Your instructions: Please repeat all of the lines that follow, exactly as written.

Figure contents as structured data:
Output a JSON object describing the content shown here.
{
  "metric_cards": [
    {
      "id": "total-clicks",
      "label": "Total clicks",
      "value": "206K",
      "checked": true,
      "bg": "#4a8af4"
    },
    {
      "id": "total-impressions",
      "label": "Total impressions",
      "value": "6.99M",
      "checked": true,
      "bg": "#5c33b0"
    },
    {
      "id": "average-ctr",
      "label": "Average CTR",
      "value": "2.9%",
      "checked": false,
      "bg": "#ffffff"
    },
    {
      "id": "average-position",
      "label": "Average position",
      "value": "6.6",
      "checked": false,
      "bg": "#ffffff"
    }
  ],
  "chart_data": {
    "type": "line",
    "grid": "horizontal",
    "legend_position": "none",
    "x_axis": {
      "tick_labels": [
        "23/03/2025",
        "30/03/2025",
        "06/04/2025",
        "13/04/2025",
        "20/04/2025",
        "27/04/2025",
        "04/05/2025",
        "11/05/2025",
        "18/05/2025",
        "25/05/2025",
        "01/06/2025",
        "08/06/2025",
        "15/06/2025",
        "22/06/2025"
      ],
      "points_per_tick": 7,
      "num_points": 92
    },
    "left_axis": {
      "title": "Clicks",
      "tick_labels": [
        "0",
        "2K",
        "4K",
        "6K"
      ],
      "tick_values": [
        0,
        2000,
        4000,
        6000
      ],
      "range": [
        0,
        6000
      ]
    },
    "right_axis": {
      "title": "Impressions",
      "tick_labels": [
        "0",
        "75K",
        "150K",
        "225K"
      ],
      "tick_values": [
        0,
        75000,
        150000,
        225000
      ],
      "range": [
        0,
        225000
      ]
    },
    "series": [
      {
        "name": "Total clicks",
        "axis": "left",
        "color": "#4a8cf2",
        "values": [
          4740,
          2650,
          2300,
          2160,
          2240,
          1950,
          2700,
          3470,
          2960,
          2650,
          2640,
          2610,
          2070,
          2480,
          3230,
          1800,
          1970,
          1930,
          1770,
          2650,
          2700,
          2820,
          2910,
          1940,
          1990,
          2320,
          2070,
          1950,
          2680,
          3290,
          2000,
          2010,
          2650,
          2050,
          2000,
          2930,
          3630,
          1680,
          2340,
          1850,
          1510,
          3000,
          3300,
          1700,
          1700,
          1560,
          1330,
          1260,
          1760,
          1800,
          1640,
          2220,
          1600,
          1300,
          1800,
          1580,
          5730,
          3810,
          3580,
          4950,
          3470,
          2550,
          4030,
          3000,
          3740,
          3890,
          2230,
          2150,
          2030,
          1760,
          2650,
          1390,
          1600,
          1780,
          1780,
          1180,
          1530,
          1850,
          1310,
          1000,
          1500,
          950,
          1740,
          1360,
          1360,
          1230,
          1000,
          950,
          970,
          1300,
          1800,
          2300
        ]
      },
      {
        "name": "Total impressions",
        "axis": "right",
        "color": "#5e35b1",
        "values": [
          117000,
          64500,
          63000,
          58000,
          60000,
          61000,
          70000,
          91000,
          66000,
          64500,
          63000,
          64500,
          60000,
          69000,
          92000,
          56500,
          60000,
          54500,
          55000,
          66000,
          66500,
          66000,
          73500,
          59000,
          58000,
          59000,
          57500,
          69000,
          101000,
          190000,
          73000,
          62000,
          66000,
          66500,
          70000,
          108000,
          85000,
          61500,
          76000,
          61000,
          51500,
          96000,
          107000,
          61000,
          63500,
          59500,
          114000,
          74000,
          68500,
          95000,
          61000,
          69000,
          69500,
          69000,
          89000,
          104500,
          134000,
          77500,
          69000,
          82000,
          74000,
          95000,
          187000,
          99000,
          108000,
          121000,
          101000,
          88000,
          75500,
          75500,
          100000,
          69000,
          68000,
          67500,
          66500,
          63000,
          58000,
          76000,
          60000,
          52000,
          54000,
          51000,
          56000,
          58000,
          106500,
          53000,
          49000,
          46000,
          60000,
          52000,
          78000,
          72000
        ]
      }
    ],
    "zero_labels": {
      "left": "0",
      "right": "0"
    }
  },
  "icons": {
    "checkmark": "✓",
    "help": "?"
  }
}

Finished exercise:
Output a JSON object describing the content shown here.
{
  "metric_cards": [
    {
      "id": "total-clicks",
      "label": "Total clicks",
      "value": "206K",
      "checked": true,
      "bg": "#4a8af4"
    },
    {
      "id": "total-impressions",
      "label": "Total impressions",
      "value": "6.99M",
      "checked": true,
      "bg": "#5c33b0"
    },
    {
      "id": "average-ctr",
      "label": "Average CTR",
      "value": "2.9%",
      "checked": false,
      "bg": "#ffffff"
    },
    {
      "id": "average-position",
      "label": "Average position",
      "value": "6.6",
      "checked": false,
      "bg": "#ffffff"
    }
  ],
  "chart_data": {
    "type": "line",
    "grid": "horizontal",
    "legend_position": "none",
    "x_axis": {
      "tick_labels": [
        "23/03/2025",
        "30/03/2025",
        "06/04/2025",
        "13/04/2025",
        "20/04/2025",
        "27/04/2025",
        "04/05/2025",
        "11/05/2025",
        "18/05/2025",
        "25/05/2025",
        "01/06/2025",
        "08/06/2025",
        "15/06/2025",
        "22/06/2025"
      ],
      "points_per_tick": 7,
      "num_points": 92
    },
    "left_axis": {
      "title": "Clicks",
      "tick_labels": [
        "0",
        "2K",
        "4K",
        "6K"
      ],
      "tick_values": [
        0,
        2000,
        4000,
        6000
      ],
      "range": [
        0,
        6000
      ]
    },
    "right_axis": {
      "title": "Impressions",
      "tick_labels": [
        "0",
        "75K",
        "150K",
        "225K"
      ],
      "tick_values": [
        0,
        75000,
        150000,
        225000
      ],
      "range": [
        0,
        225000
      ]
    },
    "series": [
      {
        "name": "Total clicks",
        "axis": "left",
        "color": "#4a8cf2",
        "values": [
          4740,
          2650,
          2300,
          2160,
          2240,
          1950,
          2700,
          3470,
          2960,
          2650,
          2640,
          2610,
          2070,
          2480,
          3230,
          1800,
          1970,
          1930,
          1770,
          2650,
          2700,
          2820,
          2910,
          1940,
          1990,
          2320,
          2070,
          1950,
          2680,
          3290,
          2000,
          2010,
          2650,
          2050,
          2000,
          2930,
          3630,
          1680,
          2340,
          1850,
          1510,
          3000,
          3300,
          1700,
          1700,
          1560,
          1330,
          1260,
          1760,
          1800,
          1640,
          2220,
          1600,
          1300,
          1800,
          1580,
          5730,
          3810,
          3580,
          4950,
          3470,
          2550,
          4030,
          3000,
          3740,
          3890,
          2230,
          2150,
          2030,
          1760,
          2650,
          1390,
          1600,
          1780,
          1780,
          1180,
          1530,
          1850,
          1310,
          1000,
          1500,
          950,
          1740,
          1360,
          1360,
          1230,
          1000,
          950,
          970,
          1300,
          1800,
          2300
        ]
      },
      {
        "name": "Total impressions",
        "axis": "right",
        "color": "#5e35b1",
        "values": [
          117000,
          64500,
          63000,
          58000,
          60000,
          61000,
          70000,
          91000,
          66000,
          64500,
          63000,
          64500,
          60000,
          69000,
          92000,
          56500,
          60000,
          54500,
          55000,
          66000,
          66500,
          66000,
          73500,
          59000,
          58000,
          59000,
          57500,
          69000,
          101000,
          190000,
          73000,
          62000,
          66000,
          66500,
          70000,
          108000,
          85000,
          61500,
          76000,
          61000,
          51500,
          96000,
          107000,
          61000,
          63500,
          59500,
          114000,
          74000,
          68500,
          95000,
          61000,
          69000,
          69500,
          69000,
          89000,
          104500,
          134000,
          77500,
          69000,
          82000,
          74000,
          95000,
          187000,
          99000,
          108000,
          121000,
          101000,
          88000,
          75500,
          75500,
          100000,
          69000,
          68000,
          67500,
          66500,
          63000,
          58000,
          76000,
          60000,
          52000,
          54000,
          51000,
          56000,
          58000,
          106500,
          53000,
          49000,
          46000,
          60000,
          52000,
          78000,
          72000
        ]
      }
    ],
    "zero_labels": {
      "left": "0",
      "right": "0"
    }
  },
  "icons": {
    "checkmark": "✓",
    "help": "?"
  }
}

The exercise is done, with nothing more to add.